REQUIREMENT: Return nothing but the lines from the line containing "Read this page and output its text content." through the last line of the records, reproduced exactly.
** Start ENTRIES **
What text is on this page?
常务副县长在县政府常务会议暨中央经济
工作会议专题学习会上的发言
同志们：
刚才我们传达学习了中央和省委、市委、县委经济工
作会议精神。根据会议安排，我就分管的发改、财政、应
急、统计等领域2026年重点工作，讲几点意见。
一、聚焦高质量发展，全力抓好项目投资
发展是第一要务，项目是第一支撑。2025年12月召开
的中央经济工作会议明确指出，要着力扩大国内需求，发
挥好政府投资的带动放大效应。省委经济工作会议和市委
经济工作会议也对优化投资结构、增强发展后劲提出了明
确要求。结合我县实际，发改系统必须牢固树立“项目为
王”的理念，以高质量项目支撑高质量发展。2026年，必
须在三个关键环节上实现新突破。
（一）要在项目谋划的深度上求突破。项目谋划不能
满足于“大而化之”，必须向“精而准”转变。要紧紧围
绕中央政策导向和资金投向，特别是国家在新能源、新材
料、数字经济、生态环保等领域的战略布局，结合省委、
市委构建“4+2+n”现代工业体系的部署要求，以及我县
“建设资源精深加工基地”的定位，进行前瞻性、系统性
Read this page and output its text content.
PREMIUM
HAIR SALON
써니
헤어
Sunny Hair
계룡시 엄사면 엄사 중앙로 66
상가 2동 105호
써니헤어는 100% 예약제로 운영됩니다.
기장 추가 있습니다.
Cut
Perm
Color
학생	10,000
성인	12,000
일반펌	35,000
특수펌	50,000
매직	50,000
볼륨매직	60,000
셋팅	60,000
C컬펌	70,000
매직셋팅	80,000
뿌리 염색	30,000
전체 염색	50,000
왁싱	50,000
** End ENTRIES **
OUTPUT:
Read this page and output its text content.
PREMIUM
HAIR SALON
써니
헤어
Sunny Hair
계룡시 엄사면 엄사 중앙로 66
상가 2동 105호
써니헤어는 100% 예약제로 운영됩니다.
기장 추가 있습니다.
Cut
Perm
Color
학생	10,000
성인	12,000
일반펌	35,000
특수펌	50,000
매직	50,000
볼륨매직	60,000
셋팅	60,000
C컬펌	70,000
매직셋팅	80,000
뿌리 염색	30,000
전체 염색	50,000
왁싱	50,000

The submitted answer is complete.